WRITTEN PROBLEM
Extract every line from the records below that contains the word "føttene".
* START ENTRIES SHOWN *
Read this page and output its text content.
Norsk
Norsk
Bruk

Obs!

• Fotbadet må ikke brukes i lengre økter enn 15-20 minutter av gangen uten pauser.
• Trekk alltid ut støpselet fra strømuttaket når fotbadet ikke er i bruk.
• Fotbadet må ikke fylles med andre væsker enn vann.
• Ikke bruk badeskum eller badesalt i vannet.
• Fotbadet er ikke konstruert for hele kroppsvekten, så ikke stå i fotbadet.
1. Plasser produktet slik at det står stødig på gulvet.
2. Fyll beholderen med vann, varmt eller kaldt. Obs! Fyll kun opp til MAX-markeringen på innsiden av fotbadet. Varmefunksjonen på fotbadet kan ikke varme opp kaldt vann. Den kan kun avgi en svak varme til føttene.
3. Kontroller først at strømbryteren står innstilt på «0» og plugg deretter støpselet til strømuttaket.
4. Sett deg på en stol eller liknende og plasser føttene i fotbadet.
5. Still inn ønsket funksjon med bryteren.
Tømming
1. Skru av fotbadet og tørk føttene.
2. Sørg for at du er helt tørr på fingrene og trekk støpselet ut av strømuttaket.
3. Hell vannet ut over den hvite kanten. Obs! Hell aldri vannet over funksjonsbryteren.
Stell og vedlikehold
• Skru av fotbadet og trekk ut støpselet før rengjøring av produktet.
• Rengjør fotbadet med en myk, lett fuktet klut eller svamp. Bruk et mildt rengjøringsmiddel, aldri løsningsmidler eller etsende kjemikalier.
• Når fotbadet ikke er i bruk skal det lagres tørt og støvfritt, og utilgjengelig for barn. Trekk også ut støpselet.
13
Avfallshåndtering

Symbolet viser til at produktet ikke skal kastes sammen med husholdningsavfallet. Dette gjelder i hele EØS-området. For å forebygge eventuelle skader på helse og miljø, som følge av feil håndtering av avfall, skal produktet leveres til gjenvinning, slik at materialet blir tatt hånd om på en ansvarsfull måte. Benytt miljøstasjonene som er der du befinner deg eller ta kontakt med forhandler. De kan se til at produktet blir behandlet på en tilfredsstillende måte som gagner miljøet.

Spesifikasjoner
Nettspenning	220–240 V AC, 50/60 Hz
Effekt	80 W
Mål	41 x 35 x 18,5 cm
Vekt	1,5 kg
* END ENTRIES SHOWN *
TASK SOLUTION
2. Fyll beholderen med vann, varmt eller kaldt. Obs! Fyll kun opp til MAX-markeringen på innsiden av fotbadet. Varmefunksjonen på fotbadet kan ikke varme opp kaldt vann. Den kan kun avgi en svak varme til føttene.
4. Sett deg på en stol eller liknende og plasser føttene i fotbadet.
1. Skru av fotbadet og tørk føttene.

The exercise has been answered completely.